> **YOUR GOAL**:
In the entries below, find the lines that contain the word "this" and copy them.

Source data:
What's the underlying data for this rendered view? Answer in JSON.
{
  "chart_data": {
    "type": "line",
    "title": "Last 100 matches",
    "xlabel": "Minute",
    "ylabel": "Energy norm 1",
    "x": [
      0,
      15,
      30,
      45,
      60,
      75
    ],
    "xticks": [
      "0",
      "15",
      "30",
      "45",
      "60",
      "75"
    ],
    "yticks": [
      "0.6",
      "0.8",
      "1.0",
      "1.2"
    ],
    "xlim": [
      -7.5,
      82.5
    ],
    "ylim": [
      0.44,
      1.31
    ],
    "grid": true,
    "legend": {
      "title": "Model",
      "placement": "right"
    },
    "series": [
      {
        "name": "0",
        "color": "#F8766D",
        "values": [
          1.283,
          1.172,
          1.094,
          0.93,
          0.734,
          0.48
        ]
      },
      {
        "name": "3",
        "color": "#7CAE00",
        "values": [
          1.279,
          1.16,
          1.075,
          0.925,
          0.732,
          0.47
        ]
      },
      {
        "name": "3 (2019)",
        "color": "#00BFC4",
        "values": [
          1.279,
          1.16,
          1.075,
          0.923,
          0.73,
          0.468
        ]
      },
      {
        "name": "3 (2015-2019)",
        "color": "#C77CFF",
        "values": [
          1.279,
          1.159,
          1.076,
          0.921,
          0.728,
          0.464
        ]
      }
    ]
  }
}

---

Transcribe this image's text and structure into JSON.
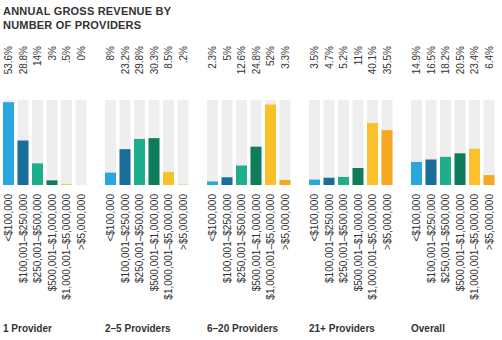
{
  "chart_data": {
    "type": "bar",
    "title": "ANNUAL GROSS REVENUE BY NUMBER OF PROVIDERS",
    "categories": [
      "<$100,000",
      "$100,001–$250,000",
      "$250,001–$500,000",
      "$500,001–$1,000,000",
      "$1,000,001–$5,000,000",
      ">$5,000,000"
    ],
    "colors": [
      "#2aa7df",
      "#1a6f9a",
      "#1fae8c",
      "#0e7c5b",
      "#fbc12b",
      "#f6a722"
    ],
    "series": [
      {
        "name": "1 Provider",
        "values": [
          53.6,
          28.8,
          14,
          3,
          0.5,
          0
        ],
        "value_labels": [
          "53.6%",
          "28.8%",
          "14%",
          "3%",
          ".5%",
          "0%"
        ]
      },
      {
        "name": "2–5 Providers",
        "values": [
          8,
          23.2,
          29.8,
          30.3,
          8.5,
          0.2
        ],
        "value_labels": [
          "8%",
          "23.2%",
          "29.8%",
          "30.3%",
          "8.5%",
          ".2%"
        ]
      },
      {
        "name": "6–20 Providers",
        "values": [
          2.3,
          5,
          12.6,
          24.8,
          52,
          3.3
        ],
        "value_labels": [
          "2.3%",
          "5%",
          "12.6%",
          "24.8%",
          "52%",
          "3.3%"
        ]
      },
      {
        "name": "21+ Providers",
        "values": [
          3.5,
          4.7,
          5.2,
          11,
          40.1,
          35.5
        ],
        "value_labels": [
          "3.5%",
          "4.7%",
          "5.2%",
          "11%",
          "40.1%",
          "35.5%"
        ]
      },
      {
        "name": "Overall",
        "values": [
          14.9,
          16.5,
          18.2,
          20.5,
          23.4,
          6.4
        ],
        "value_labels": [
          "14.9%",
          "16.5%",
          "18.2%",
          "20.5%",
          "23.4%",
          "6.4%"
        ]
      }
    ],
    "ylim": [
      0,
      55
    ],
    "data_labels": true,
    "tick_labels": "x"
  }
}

> **OUTPUT BELOW**:
What's the underlying data for this rendered view? Answer in JSON.
Transcribe this image's text and structure into JSON.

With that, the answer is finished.